**Goal of the exercise:** Write out all records as given; omit images.

**Records excerpted from a collection:**
########################################

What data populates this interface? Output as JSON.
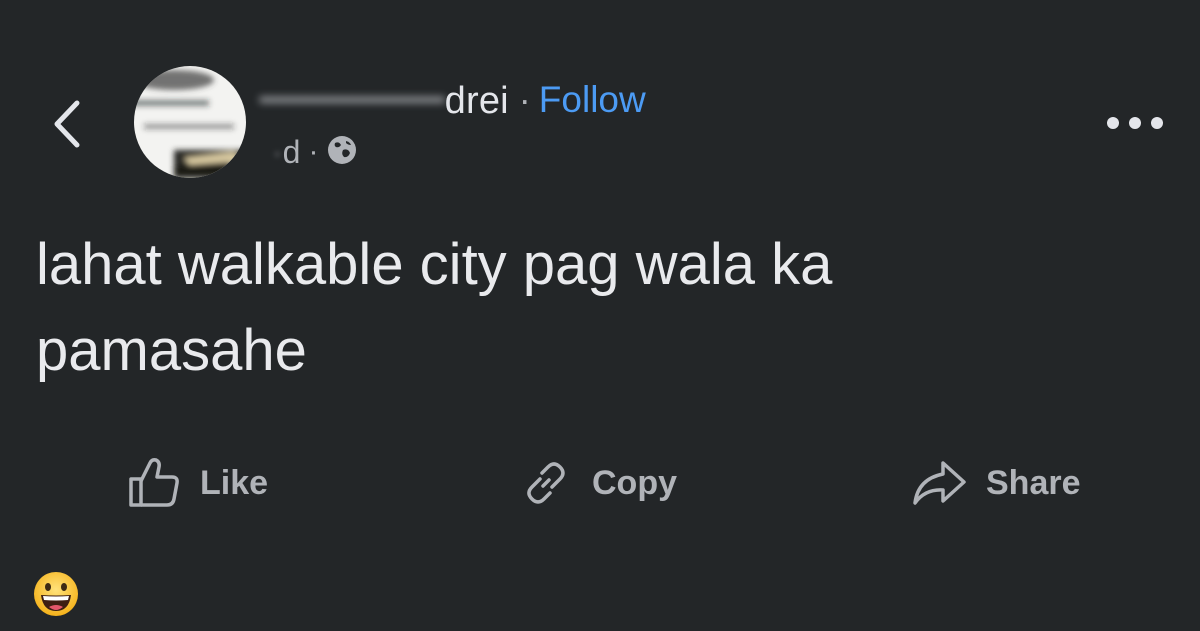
{
  "header": {
    "author_name_visible": "drei",
    "separator": "·",
    "follow_label": "Follow",
    "timestamp": "d",
    "meta_separator": "·",
    "privacy_icon": "globe-icon",
    "back_icon": "chevron-left-icon",
    "more_icon": "more-horizontal-icon"
  },
  "post": {
    "line1": "lahat walkable city pag wala ka",
    "line2": "pamasahe"
  },
  "actions": {
    "like_label": "Like",
    "copy_label": "Copy",
    "share_label": "Share",
    "like_icon": "thumbs-up-icon",
    "copy_icon": "link-icon",
    "share_icon": "share-arrow-icon"
  },
  "reaction": {
    "icon": "grinning-face-emoji"
  },
  "colors": {
    "background": "#232628",
    "text_primary": "#e4e6eb",
    "text_secondary": "#b0b3b8",
    "follow_blue": "#4c9bf4"
  }
}
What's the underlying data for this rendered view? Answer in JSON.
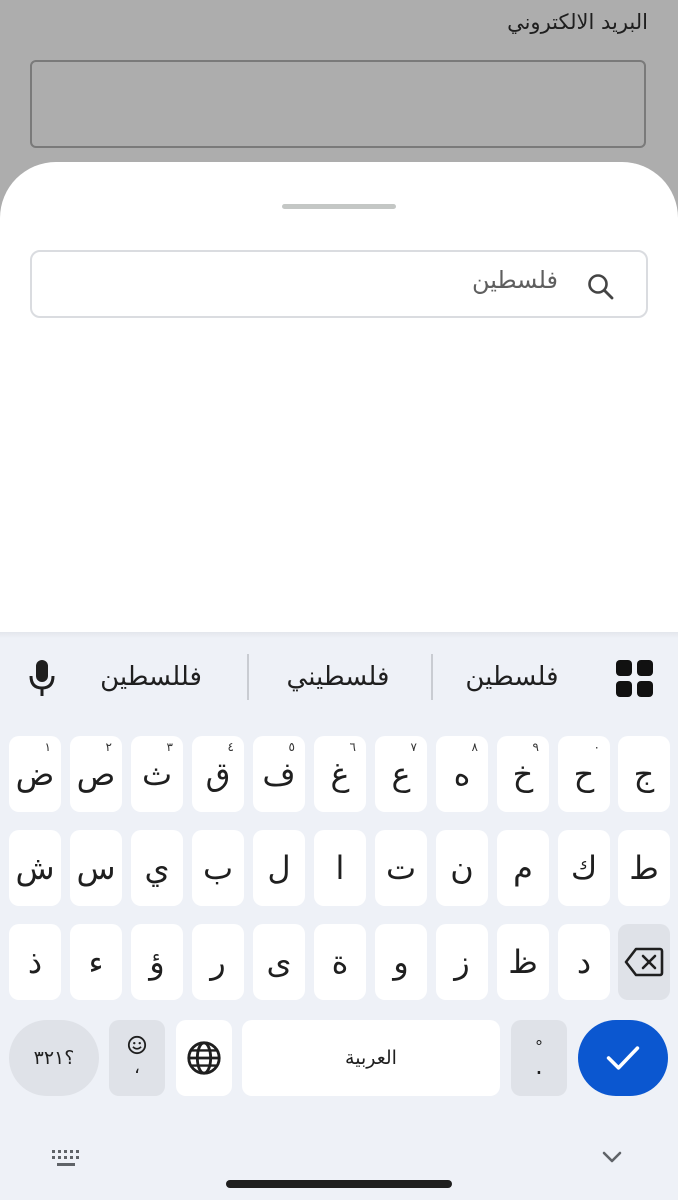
{
  "form": {
    "email_label": "البريد الالكتروني",
    "email_value": ""
  },
  "sheet": {
    "search_value": "فلسطين",
    "search_icon": "search-icon"
  },
  "keyboard": {
    "suggestions": [
      "فلسطين",
      "فلسطيني",
      "فللسطين"
    ],
    "row1": [
      {
        "label": "ض",
        "hint": "١"
      },
      {
        "label": "ص",
        "hint": "٢"
      },
      {
        "label": "ث",
        "hint": "٣"
      },
      {
        "label": "ق",
        "hint": "٤"
      },
      {
        "label": "ف",
        "hint": "٥"
      },
      {
        "label": "غ",
        "hint": "٦"
      },
      {
        "label": "ع",
        "hint": "٧"
      },
      {
        "label": "ه",
        "hint": "٨"
      },
      {
        "label": "خ",
        "hint": "٩"
      },
      {
        "label": "ح",
        "hint": "٠"
      },
      {
        "label": "ج",
        "hint": ""
      }
    ],
    "row2": [
      "ش",
      "س",
      "ي",
      "ب",
      "ل",
      "ا",
      "ت",
      "ن",
      "م",
      "ك",
      "ط"
    ],
    "row3": [
      "ذ",
      "ء",
      "ؤ",
      "ر",
      "ى",
      "ة",
      "و",
      "ز",
      "ظ",
      "د"
    ],
    "symbols_label": "؟٣٢١",
    "emoji_comma_label": "،",
    "space_label": "العربية",
    "period_label": ".",
    "period_hint": "°",
    "accent_color": "#0b57d0"
  }
}
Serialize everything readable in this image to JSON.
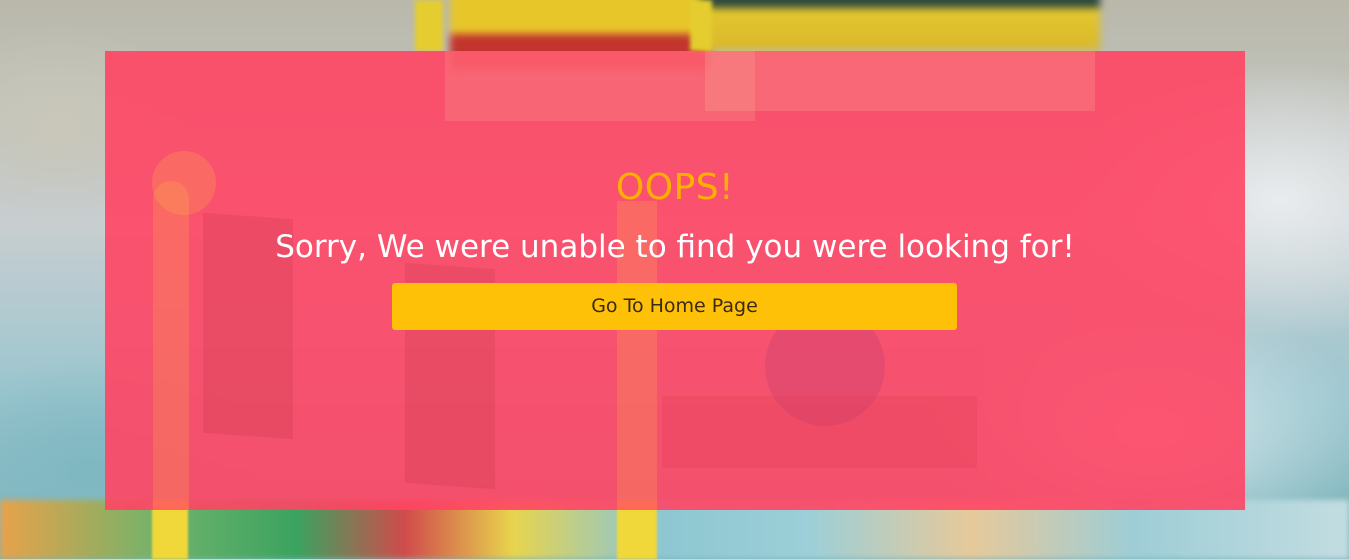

########################################

**Answer to this task:**
What data populates this interface? Output as JSON.
{
  "header": {
    "author_name_visible": "drei",
    "separator": "·",
    "follow_label": "Follow",
    "timestamp": "d",
    "meta_separator": "·",
    "privacy_icon": "globe-icon",
    "back_icon": "chevron-left-icon",
    "more_icon": "more-horizontal-icon"
  },
  "post": {
    "line1": "lahat walkable city pag wala ka",
    "line2": "pamasahe"
  },
  "actions": {
    "like_label": "Like",
    "copy_label": "Copy",
    "share_label": "Share",
    "like_icon": "thumbs-up-icon",
    "copy_icon": "link-icon",
    "share_icon": "share-arrow-icon"
  },
  "reaction": {
    "icon": "grinning-face-emoji"
  },
  "colors": {
    "background": "#232628",
    "text_primary": "#e4e6eb",
    "text_secondary": "#b0b3b8",
    "follow_blue": "#4c9bf4"
  }
}
What's the underlying data for this rendered view? Answer in JSON.
{
  "form": {
    "email_label": "البريد الالكتروني",
    "email_value": ""
  },
  "sheet": {
    "search_value": "فلسطين",
    "search_icon": "search-icon"
  },
  "keyboard": {
    "suggestions": [
      "فلسطين",
      "فلسطيني",
      "فللسطين"
    ],
    "row1": [
      {
        "label": "ض",
        "hint": "١"
      },
      {
        "label": "ص",
        "hint": "٢"
      },
      {
        "label": "ث",
        "hint": "٣"
      },
      {
        "label": "ق",
        "hint": "٤"
      },
      {
        "label": "ف",
        "hint": "٥"
      },
      {
        "label": "غ",
        "hint": "٦"
      },
      {
        "label": "ع",
        "hint": "٧"
      },
      {
        "label": "ه",
        "hint": "٨"
      },
      {
        "label": "خ",
        "hint": "٩"
      },
      {
        "label": "ح",
        "hint": "٠"
      },
      {
        "label": "ج",
        "hint": ""
      }
    ],
    "row2": [
      "ش",
      "س",
      "ي",
      "ب",
      "ل",
      "ا",
      "ت",
      "ن",
      "م",
      "ك",
      "ط"
    ],
    "row3": [
      "ذ",
      "ء",
      "ؤ",
      "ر",
      "ى",
      "ة",
      "و",
      "ز",
      "ظ",
      "د"
    ],
    "symbols_label": "؟٣٢١",
    "emoji_comma_label": "،",
    "space_label": "العربية",
    "period_label": ".",
    "period_hint": "°",
    "accent_color": "#0b57d0"
  }
}
Serialize everything readable in this image to JSON.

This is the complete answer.